Extracted material
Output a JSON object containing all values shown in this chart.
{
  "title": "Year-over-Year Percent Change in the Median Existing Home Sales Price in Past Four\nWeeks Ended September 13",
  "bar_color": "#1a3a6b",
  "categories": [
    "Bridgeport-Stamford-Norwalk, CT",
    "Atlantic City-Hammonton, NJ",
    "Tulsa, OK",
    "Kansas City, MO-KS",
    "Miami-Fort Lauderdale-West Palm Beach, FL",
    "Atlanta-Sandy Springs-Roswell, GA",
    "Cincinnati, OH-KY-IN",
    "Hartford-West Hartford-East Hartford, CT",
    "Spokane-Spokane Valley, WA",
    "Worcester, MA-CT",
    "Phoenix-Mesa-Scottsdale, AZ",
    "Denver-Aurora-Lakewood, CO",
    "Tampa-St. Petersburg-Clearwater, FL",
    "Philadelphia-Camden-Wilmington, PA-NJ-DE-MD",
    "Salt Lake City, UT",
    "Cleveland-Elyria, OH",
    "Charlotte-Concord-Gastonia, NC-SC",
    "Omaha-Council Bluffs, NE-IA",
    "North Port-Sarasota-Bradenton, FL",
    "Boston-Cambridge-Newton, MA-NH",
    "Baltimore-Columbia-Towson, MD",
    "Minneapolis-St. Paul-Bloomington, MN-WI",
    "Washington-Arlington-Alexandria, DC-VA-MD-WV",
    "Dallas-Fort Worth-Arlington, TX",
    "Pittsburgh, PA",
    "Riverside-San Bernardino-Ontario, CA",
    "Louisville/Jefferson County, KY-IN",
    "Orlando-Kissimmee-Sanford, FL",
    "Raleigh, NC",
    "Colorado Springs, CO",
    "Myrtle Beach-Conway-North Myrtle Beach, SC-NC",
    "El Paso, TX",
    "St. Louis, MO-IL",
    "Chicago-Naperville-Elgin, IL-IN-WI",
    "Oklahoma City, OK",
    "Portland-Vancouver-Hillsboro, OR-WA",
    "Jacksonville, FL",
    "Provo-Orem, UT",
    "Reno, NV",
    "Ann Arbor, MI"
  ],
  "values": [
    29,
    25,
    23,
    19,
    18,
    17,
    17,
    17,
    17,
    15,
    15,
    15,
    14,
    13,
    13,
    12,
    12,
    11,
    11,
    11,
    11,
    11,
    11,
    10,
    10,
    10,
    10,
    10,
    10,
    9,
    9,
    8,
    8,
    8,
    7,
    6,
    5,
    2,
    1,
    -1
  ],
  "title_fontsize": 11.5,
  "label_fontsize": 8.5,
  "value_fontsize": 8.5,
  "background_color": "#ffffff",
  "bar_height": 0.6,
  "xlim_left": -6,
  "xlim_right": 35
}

Requirements
Retype all of the material, keeping each line exact.

Worked solution
Output a JSON object containing all values shown in this chart.
{
  "title": "Year-over-Year Percent Change in the Median Existing Home Sales Price in Past Four\nWeeks Ended September 13",
  "bar_color": "#1a3a6b",
  "categories": [
    "Bridgeport-Stamford-Norwalk, CT",
    "Atlantic City-Hammonton, NJ",
    "Tulsa, OK",
    "Kansas City, MO-KS",
    "Miami-Fort Lauderdale-West Palm Beach, FL",
    "Atlanta-Sandy Springs-Roswell, GA",
    "Cincinnati, OH-KY-IN",
    "Hartford-West Hartford-East Hartford, CT",
    "Spokane-Spokane Valley, WA",
    "Worcester, MA-CT",
    "Phoenix-Mesa-Scottsdale, AZ",
    "Denver-Aurora-Lakewood, CO",
    "Tampa-St. Petersburg-Clearwater, FL",
    "Philadelphia-Camden-Wilmington, PA-NJ-DE-MD",
    "Salt Lake City, UT",
    "Cleveland-Elyria, OH",
    "Charlotte-Concord-Gastonia, NC-SC",
    "Omaha-Council Bluffs, NE-IA",
    "North Port-Sarasota-Bradenton, FL",
    "Boston-Cambridge-Newton, MA-NH",
    "Baltimore-Columbia-Towson, MD",
    "Minneapolis-St. Paul-Bloomington, MN-WI",
    "Washington-Arlington-Alexandria, DC-VA-MD-WV",
    "Dallas-Fort Worth-Arlington, TX",
    "Pittsburgh, PA",
    "Riverside-San Bernardino-Ontario, CA",
    "Louisville/Jefferson County, KY-IN",
    "Orlando-Kissimmee-Sanford, FL",
    "Raleigh, NC",
    "Colorado Springs, CO",
    "Myrtle Beach-Conway-North Myrtle Beach, SC-NC",
    "El Paso, TX",
    "St. Louis, MO-IL",
    "Chicago-Naperville-Elgin, IL-IN-WI",
    "Oklahoma City, OK",
    "Portland-Vancouver-Hillsboro, OR-WA",
    "Jacksonville, FL",
    "Provo-Orem, UT",
    "Reno, NV",
    "Ann Arbor, MI"
  ],
  "values": [
    29,
    25,
    23,
    19,
    18,
    17,
    17,
    17,
    17,
    15,
    15,
    15,
    14,
    13,
    13,
    12,
    12,
    11,
    11,
    11,
    11,
    11,
    11,
    10,
    10,
    10,
    10,
    10,
    10,
    9,
    9,
    8,
    8,
    8,
    7,
    6,
    5,
    2,
    1,
    -1
  ],
  "title_fontsize": 11.5,
  "label_fontsize": 8.5,
  "value_fontsize": 8.5,
  "background_color": "#ffffff",
  "bar_height": 0.6,
  "xlim_left": -6,
  "xlim_right": 35
}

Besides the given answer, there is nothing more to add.